Material:
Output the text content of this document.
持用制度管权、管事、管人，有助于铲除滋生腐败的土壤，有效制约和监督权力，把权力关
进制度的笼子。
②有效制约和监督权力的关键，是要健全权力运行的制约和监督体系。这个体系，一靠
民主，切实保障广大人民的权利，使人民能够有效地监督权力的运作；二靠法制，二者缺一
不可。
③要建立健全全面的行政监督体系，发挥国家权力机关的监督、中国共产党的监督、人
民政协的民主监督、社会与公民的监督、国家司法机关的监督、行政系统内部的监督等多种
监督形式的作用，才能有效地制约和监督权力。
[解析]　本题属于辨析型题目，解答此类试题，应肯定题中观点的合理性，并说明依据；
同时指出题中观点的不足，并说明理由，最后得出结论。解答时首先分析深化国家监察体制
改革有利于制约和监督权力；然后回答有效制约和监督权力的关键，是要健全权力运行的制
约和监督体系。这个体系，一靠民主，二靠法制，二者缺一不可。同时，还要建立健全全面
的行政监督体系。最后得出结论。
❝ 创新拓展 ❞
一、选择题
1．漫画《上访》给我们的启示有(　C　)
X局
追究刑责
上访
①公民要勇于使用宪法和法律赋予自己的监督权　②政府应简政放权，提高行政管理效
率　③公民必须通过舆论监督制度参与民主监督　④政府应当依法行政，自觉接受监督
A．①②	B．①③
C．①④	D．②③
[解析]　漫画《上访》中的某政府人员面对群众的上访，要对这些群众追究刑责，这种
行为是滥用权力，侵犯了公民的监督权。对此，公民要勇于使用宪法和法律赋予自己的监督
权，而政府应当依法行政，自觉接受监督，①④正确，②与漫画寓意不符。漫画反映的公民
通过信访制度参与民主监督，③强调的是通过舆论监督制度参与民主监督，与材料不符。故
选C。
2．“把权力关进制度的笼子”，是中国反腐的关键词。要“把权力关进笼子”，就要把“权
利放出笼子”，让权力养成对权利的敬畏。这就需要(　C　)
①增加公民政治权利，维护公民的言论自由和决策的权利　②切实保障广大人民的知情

Task goal:
Go through the records and show every line with the string "最后得出结论" in it.

Exercise result:
同时指出题中观点的不足，并说明理由，最后得出结论。解答时首先分析深化国家监察体制
的行政监督体系。最后得出结论。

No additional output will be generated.